┌─ Provided records
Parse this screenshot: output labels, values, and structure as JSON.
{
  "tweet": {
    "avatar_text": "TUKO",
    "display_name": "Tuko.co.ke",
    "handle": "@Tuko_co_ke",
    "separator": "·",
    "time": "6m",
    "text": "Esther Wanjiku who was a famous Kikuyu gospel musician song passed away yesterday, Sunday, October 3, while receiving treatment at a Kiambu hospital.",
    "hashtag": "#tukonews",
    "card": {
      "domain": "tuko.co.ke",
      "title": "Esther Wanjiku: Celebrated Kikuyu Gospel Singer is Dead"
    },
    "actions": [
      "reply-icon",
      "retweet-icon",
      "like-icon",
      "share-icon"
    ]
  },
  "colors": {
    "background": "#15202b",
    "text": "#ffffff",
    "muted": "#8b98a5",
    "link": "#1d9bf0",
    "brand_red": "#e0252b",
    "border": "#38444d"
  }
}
└─
# Short task
Repeat the data exactly. Leave nothing out.

# Exercise output
Parse this screenshot: output labels, values, and structure as JSON.
{
  "tweet": {
    "avatar_text": "TUKO",
    "display_name": "Tuko.co.ke",
    "handle": "@Tuko_co_ke",
    "separator": "·",
    "time": "6m",
    "text": "Esther Wanjiku who was a famous Kikuyu gospel musician song passed away yesterday, Sunday, October 3, while receiving treatment at a Kiambu hospital.",
    "hashtag": "#tukonews",
    "card": {
      "domain": "tuko.co.ke",
      "title": "Esther Wanjiku: Celebrated Kikuyu Gospel Singer is Dead"
    },
    "actions": [
      "reply-icon",
      "retweet-icon",
      "like-icon",
      "share-icon"
    ]
  },
  "colors": {
    "background": "#15202b",
    "text": "#ffffff",
    "muted": "#8b98a5",
    "link": "#1d9bf0",
    "brand_red": "#e0252b",
    "border": "#38444d"
  }
}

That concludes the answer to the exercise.